Supplied entries:
* * *

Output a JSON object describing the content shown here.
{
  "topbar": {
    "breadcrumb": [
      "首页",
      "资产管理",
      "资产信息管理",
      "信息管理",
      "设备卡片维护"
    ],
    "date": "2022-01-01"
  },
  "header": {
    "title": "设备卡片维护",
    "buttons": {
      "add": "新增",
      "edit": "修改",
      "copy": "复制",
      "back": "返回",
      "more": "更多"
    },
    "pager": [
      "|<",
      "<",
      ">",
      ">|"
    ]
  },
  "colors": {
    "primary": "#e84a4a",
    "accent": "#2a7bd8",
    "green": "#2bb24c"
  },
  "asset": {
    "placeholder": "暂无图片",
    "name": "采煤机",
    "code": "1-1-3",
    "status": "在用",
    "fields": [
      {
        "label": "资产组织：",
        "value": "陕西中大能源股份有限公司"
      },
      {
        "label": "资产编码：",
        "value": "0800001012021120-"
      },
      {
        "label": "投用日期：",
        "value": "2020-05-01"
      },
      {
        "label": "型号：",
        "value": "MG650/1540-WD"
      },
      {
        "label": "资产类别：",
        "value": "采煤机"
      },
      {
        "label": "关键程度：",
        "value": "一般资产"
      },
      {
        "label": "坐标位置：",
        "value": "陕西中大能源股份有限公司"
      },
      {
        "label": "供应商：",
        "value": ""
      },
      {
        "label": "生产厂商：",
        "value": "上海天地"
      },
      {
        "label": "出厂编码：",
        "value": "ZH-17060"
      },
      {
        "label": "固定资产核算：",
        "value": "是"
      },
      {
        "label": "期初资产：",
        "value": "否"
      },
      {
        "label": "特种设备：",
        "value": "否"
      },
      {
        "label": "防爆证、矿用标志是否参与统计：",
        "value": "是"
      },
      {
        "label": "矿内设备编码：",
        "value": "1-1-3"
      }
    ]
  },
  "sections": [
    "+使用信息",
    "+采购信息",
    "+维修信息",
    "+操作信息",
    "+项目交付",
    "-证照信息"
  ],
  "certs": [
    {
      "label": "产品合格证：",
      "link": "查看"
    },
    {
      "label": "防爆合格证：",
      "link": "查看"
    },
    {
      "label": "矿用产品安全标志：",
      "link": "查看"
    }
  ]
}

* * *

Task requirements: Extract the entries above verbatim.

Task response:
Output a JSON object describing the content shown here.
{
  "topbar": {
    "breadcrumb": [
      "首页",
      "资产管理",
      "资产信息管理",
      "信息管理",
      "设备卡片维护"
    ],
    "date": "2022-01-01"
  },
  "header": {
    "title": "设备卡片维护",
    "buttons": {
      "add": "新增",
      "edit": "修改",
      "copy": "复制",
      "back": "返回",
      "more": "更多"
    },
    "pager": [
      "|<",
      "<",
      ">",
      ">|"
    ]
  },
  "colors": {
    "primary": "#e84a4a",
    "accent": "#2a7bd8",
    "green": "#2bb24c"
  },
  "asset": {
    "placeholder": "暂无图片",
    "name": "采煤机",
    "code": "1-1-3",
    "status": "在用",
    "fields": [
      {
        "label": "资产组织：",
        "value": "陕西中大能源股份有限公司"
      },
      {
        "label": "资产编码：",
        "value": "0800001012021120-"
      },
      {
        "label": "投用日期：",
        "value": "2020-05-01"
      },
      {
        "label": "型号：",
        "value": "MG650/1540-WD"
      },
      {
        "label": "资产类别：",
        "value": "采煤机"
      },
      {
        "label": "关键程度：",
        "value": "一般资产"
      },
      {
        "label": "坐标位置：",
        "value": "陕西中大能源股份有限公司"
      },
      {
        "label": "供应商：",
        "value": ""
      },
      {
        "label": "生产厂商：",
        "value": "上海天地"
      },
      {
        "label": "出厂编码：",
        "value": "ZH-17060"
      },
      {
        "label": "固定资产核算：",
        "value": "是"
      },
      {
        "label": "期初资产：",
        "value": "否"
      },
      {
        "label": "特种设备：",
        "value": "否"
      },
      {
        "label": "防爆证、矿用标志是否参与统计：",
        "value": "是"
      },
      {
        "label": "矿内设备编码：",
        "value": "1-1-3"
      }
    ]
  },
  "sections": [
    "+使用信息",
    "+采购信息",
    "+维修信息",
    "+操作信息",
    "+项目交付",
    "-证照信息"
  ],
  "certs": [
    {
      "label": "产品合格证：",
      "link": "查看"
    },
    {
      "label": "防爆合格证：",
      "link": "查看"
    },
    {
      "label": "矿用产品安全标志：",
      "link": "查看"
    }
  ]
}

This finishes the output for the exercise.